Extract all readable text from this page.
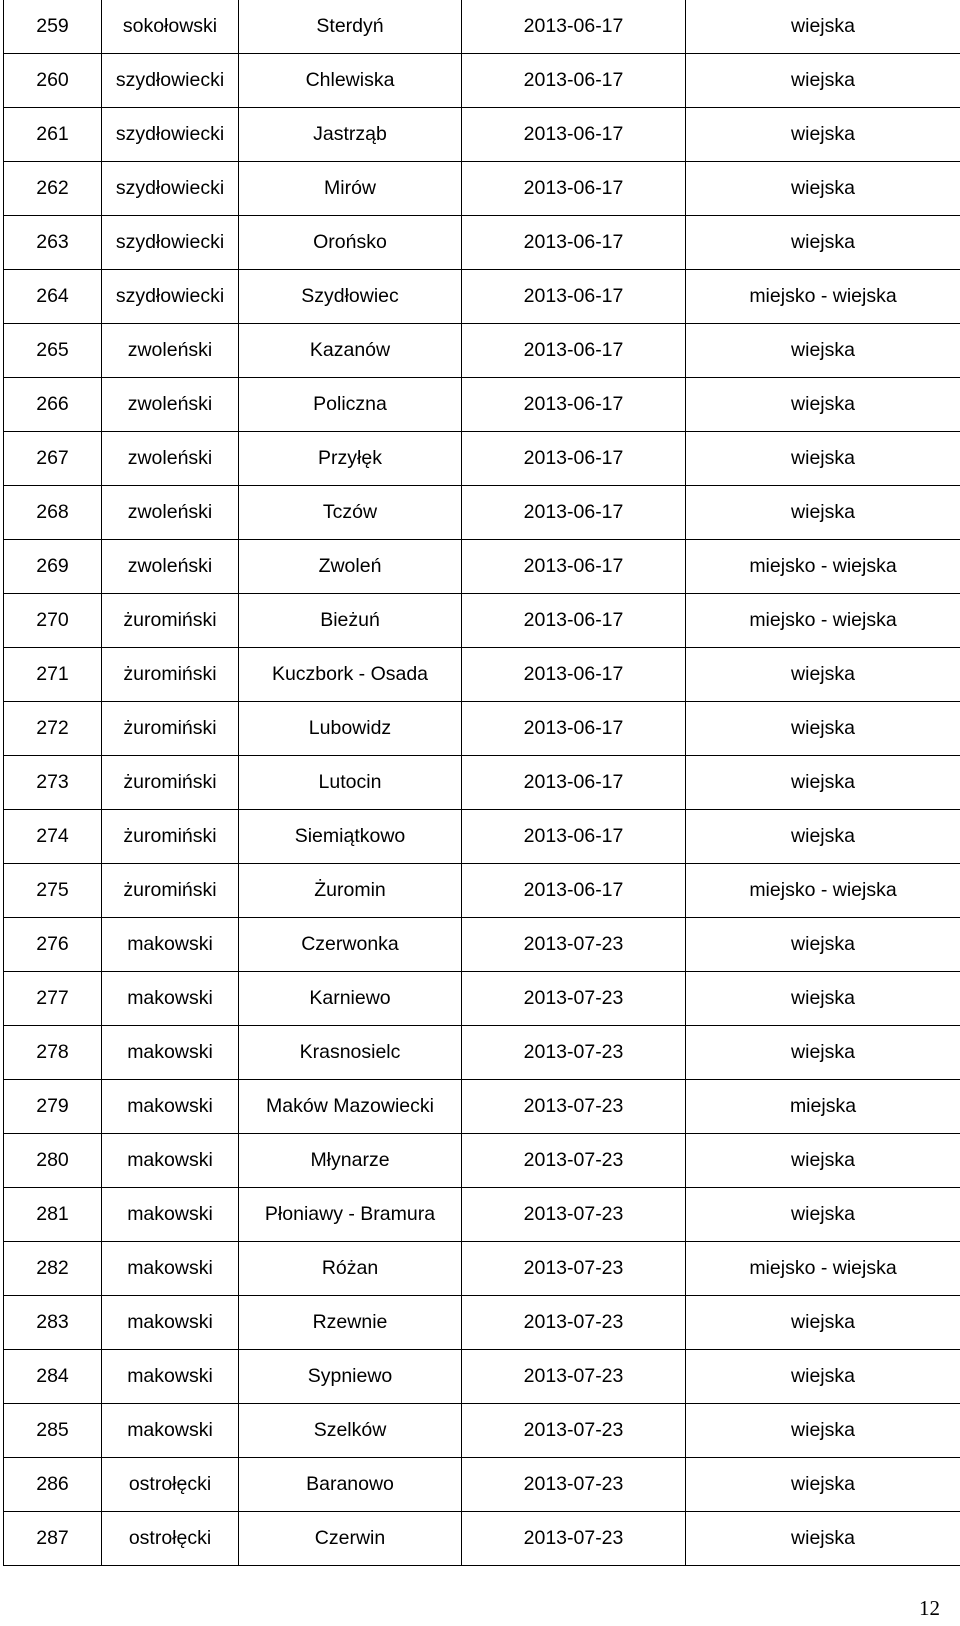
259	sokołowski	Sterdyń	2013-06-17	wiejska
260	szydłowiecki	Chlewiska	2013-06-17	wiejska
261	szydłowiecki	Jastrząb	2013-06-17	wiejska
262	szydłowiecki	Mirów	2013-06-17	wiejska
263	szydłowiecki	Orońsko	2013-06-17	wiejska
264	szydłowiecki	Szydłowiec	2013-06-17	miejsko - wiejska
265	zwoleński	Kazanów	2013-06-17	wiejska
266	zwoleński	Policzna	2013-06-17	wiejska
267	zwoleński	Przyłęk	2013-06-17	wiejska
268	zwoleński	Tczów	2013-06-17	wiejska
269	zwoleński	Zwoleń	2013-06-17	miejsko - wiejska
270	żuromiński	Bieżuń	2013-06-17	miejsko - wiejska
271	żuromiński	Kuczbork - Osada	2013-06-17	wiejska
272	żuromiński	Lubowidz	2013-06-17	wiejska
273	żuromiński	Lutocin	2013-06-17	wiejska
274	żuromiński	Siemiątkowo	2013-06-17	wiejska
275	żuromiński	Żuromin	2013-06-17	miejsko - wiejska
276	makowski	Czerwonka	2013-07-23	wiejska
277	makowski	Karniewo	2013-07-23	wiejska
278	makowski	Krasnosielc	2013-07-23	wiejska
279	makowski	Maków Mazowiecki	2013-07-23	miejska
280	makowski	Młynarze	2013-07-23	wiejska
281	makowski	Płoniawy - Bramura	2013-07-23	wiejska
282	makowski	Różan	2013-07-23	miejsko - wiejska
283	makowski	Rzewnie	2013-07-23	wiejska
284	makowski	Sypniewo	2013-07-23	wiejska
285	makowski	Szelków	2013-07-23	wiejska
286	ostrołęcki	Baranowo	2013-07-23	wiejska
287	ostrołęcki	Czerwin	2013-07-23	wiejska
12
::::
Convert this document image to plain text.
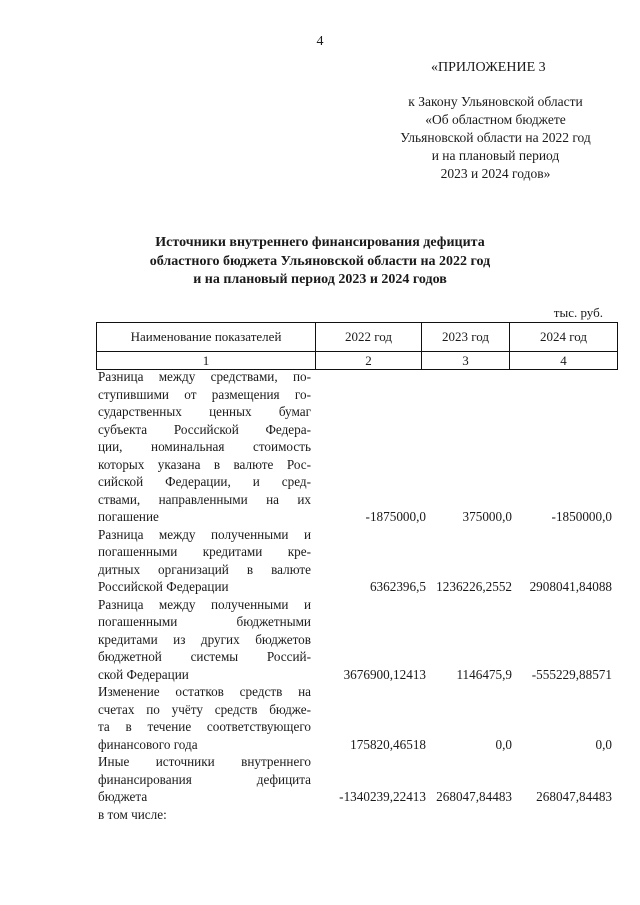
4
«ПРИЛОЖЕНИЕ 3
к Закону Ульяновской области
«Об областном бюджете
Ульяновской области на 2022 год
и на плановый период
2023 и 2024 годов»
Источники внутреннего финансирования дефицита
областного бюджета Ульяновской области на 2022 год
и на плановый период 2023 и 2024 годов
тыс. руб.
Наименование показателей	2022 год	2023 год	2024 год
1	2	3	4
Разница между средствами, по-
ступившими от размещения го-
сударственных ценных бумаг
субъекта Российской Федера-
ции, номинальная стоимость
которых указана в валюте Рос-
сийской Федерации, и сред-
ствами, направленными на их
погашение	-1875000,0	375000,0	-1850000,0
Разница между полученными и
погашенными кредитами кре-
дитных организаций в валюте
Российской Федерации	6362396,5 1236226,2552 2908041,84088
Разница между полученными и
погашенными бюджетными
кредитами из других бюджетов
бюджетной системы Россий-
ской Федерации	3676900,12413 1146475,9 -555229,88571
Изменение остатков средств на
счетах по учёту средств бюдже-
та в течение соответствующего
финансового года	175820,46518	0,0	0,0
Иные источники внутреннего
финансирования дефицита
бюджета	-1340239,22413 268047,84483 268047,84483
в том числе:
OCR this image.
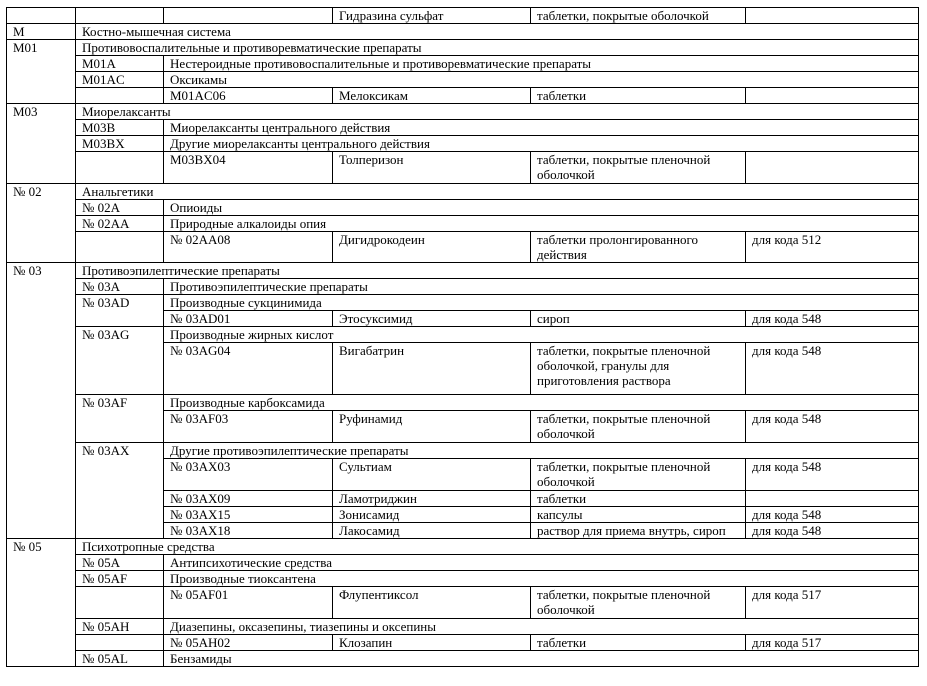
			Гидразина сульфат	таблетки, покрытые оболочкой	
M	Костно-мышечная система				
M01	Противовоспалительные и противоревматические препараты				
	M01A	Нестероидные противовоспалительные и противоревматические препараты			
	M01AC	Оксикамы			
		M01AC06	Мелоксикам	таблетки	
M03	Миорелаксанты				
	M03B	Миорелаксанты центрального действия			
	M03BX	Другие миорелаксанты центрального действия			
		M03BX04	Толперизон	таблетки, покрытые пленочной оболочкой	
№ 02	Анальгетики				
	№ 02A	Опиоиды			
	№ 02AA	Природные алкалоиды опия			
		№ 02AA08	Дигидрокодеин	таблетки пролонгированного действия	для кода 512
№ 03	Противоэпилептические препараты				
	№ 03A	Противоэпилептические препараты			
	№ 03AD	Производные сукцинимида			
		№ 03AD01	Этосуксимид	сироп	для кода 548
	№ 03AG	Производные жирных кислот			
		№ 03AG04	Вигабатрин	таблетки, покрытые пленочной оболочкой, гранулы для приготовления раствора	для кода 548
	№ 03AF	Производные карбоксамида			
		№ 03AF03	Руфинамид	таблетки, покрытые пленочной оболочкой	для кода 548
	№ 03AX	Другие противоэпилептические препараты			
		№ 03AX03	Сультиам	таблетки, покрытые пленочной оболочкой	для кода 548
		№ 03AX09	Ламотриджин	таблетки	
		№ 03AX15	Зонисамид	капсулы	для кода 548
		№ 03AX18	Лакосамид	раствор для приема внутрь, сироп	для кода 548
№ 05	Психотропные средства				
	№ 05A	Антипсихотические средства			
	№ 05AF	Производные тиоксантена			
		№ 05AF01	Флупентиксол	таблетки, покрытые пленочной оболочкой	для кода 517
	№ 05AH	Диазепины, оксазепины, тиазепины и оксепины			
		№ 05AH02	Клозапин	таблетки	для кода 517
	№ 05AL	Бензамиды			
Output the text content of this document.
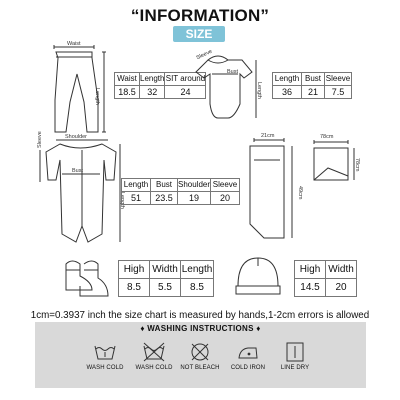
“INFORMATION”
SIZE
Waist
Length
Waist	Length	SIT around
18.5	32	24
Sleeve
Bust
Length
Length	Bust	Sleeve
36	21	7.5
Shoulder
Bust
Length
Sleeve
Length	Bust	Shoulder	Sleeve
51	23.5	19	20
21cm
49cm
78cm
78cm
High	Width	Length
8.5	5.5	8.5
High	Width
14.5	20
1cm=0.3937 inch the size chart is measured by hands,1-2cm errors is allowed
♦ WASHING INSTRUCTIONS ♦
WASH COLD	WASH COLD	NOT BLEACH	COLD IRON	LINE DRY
::::
- [What the exercise asks] Count the lines in the material above where the string "Sleeve" appears, then state only that count.

- [Finished exercise] 4